Instruction:
Rewrite the lines as a numbered list with blank lines left out, starting at the line that contains "chart: Coefficient of" and ending at the line that contains "236, 444, 257]", both included.
# Start of Data provided
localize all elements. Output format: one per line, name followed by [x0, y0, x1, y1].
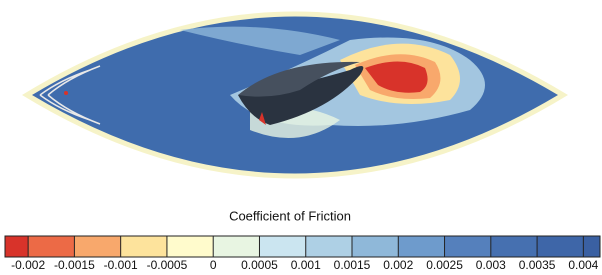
chart: Coefficient of Friction -0.002 -0.0015 -0.…	[0, 0, 602, 275]
colorbar-tick-label: -0.0015	[54, 258, 95, 272]
colorbar-band	[74, 236, 120, 257]
colorbar-tick-label: 0.002	[383, 258, 413, 272]
colorbar-tick-label: -0.001	[104, 258, 138, 272]
colorbar-band	[352, 236, 398, 257]
colorbar-tick-label: 0.001	[291, 258, 321, 272]
page: {"chart_data": {"type": "contour", "colo…	[0, 0, 602, 275]
colorbar-tick-label: 0.0035	[519, 258, 556, 272]
colorbar-band	[398, 236, 444, 257]
colorbar-label: Coefficient of Friction	[229, 208, 351, 223]
colorbar-tick-label: -0.0005	[147, 258, 188, 272]
colorbar-band	[445, 236, 491, 257]
colorbar-band	[491, 236, 537, 257]
colorbar-tick-label: 0	[210, 258, 217, 272]
colorbar-band	[213, 236, 259, 257]
colorbar-tick-label: 0.004	[568, 258, 598, 272]
colorbar-band	[583, 236, 600, 257]
colorbar-band	[259, 236, 305, 257]
colorbar-band	[537, 236, 583, 257]
colorbar-band	[167, 236, 213, 257]
colorbar-tick-label: 0.003	[476, 258, 506, 272]
colorbar-band	[28, 236, 74, 257]
colorbar-band	[5, 236, 28, 257]
contour-band	[64, 91, 68, 95]
hull-render	[22, 12, 568, 179]
colorbar-band	[121, 236, 167, 257]
colorbar-tick-label: 0.0025	[426, 258, 463, 272]
colorbar-band	[306, 236, 352, 257]
colorbar-tick-label: -0.002	[11, 258, 45, 272]
colorbar-tick-label: 0.0015	[334, 258, 371, 272]
colorbar-tick-label: 0.0005	[241, 258, 278, 272]
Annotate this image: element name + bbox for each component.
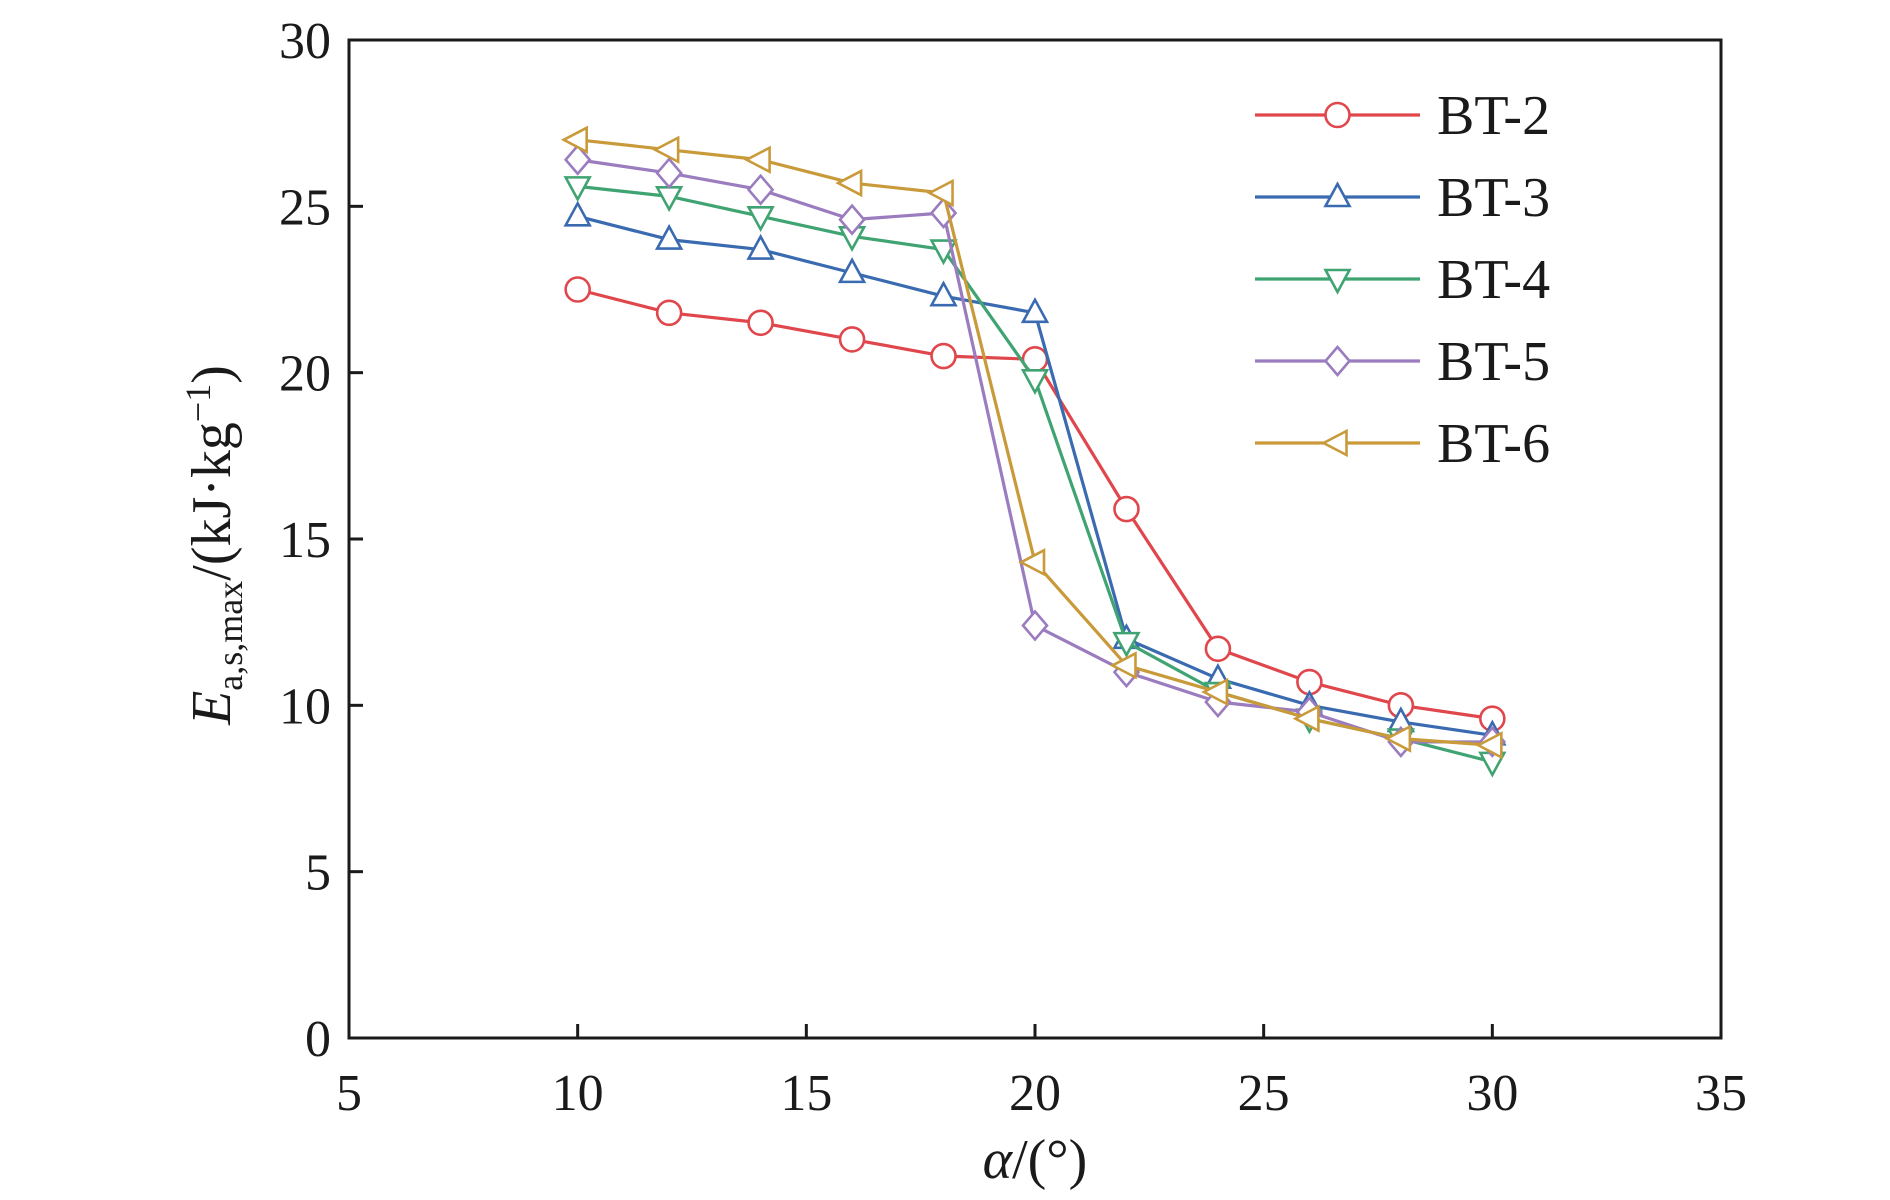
data-point: [1109, 651, 1137, 680]
y-tick-label: 0: [305, 1011, 331, 1068]
series-BT-2: [564, 276, 1506, 732]
legend-item-BT-2: BT-2: [1255, 85, 1550, 147]
data-point: [926, 178, 954, 208]
x-axis-symbol: α: [983, 1129, 1014, 1191]
legend-marker: [1323, 345, 1352, 377]
series-BT-4: [563, 176, 1507, 778]
data-point: [930, 342, 957, 370]
x-tick-label: 25: [1238, 1065, 1290, 1122]
data-point: [1292, 704, 1320, 733]
data-point: [1020, 297, 1050, 324]
data-point: [560, 125, 588, 154]
x-tick-label: 35: [1695, 1065, 1747, 1122]
data-point: [1112, 631, 1141, 658]
x-axis-title: α/(°): [983, 1129, 1088, 1191]
legend-label: BT-5: [1437, 331, 1550, 393]
legend-item-BT-6: BT-6: [1255, 413, 1550, 475]
data-point: [564, 276, 591, 303]
y-axis-title: Ea,s,max/(kJ·kg−1): [178, 365, 250, 726]
y-tick-label: 15: [279, 512, 331, 569]
series-layer: [560, 125, 1507, 778]
legend-marker: [1323, 268, 1352, 295]
data-point: [743, 145, 771, 174]
data-point: [655, 299, 683, 327]
y-axis-superscript: −1: [178, 384, 218, 422]
data-point: [838, 326, 866, 353]
data-point: [1021, 609, 1049, 642]
legend-item-BT-4: BT-4: [1255, 249, 1550, 311]
x-tick-label: 10: [552, 1065, 604, 1122]
y-tick-label: 5: [305, 845, 331, 902]
series-BT-6: [560, 125, 1503, 760]
data-point: [746, 206, 775, 233]
data-point: [563, 143, 592, 176]
data-point: [654, 223, 684, 250]
y-tick-label: 25: [279, 179, 331, 236]
data-point: [1113, 495, 1140, 523]
data-point: [1204, 635, 1232, 663]
series-line: [577, 158, 1493, 744]
data-point: [835, 168, 863, 198]
series-line: [577, 214, 1493, 737]
y-axis-symbol: E: [181, 691, 243, 726]
y-tick-label: 30: [279, 13, 331, 70]
series-BT-5: [563, 143, 1507, 758]
data-point: [1201, 677, 1229, 707]
data-point: [652, 135, 680, 164]
data-point: [746, 233, 775, 260]
y-tick-label: 10: [279, 678, 331, 735]
legend-item-BT-3: BT-3: [1255, 167, 1550, 229]
legend-label: BT-2: [1437, 85, 1550, 147]
data-point: [563, 200, 592, 227]
data-point: [655, 157, 683, 190]
x-axis-unit: /(°): [1012, 1129, 1087, 1191]
y-axis-close: ): [181, 365, 243, 384]
legend-marker: [1323, 181, 1352, 208]
legend-marker: [1320, 428, 1348, 458]
data-point: [1020, 369, 1050, 396]
legend: BT-2 BT-3 BT-4 BT-5 BT-6: [1255, 85, 1550, 475]
legend-item-BT-5: BT-5: [1255, 331, 1550, 393]
series-BT-3: [563, 200, 1507, 746]
series-line: [577, 184, 1493, 764]
x-tick-label: 5: [336, 1065, 362, 1122]
legend-label: BT-3: [1437, 167, 1550, 229]
x-tick-label: 15: [780, 1065, 832, 1122]
y-tick-label: 20: [279, 346, 331, 403]
data-point: [563, 176, 592, 203]
x-axis: 5 10 15 20 25 30 35: [336, 1024, 1747, 1122]
legend-marker: [1324, 101, 1351, 129]
data-point: [837, 257, 867, 284]
y-axis: 0 5 10 15 20 25 30: [279, 13, 363, 1068]
data-point: [838, 203, 866, 236]
data-point: [1018, 548, 1046, 577]
x-tick-label: 20: [1009, 1065, 1061, 1122]
data-point: [746, 173, 775, 206]
y-axis-unit: /(kJ·kg: [181, 422, 243, 581]
data-point: [1384, 724, 1412, 753]
legend-label: BT-4: [1437, 249, 1550, 311]
x-tick-label: 30: [1466, 1065, 1518, 1122]
y-axis-subscript: a,s,max: [210, 581, 250, 691]
legend-label: BT-6: [1437, 413, 1550, 475]
data-point: [1475, 731, 1503, 760]
data-point: [929, 280, 958, 307]
data-point: [747, 309, 774, 337]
# End of Data provided
Exercise solution:
1. chart: Coefficient of Friction -0.002 -0.0015 -0.…	[0, 0, 602, 275]
2. colorbar-tick-label: -0.0015	[54, 258, 95, 272]
3. colorbar-band	[74, 236, 120, 257]
4. colorbar-tick-label: 0.002	[383, 258, 413, 272]
5. colorbar-tick-label: -0.001	[104, 258, 138, 272]
6. colorbar-band	[352, 236, 398, 257]
7. colorbar-tick-label: 0.001	[291, 258, 321, 272]
8. page: {"chart_data": {"type": "contour", "colo…	[0, 0, 602, 275]
9. colorbar-tick-label: 0.0035	[519, 258, 556, 272]
10. colorbar-band	[398, 236, 444, 257]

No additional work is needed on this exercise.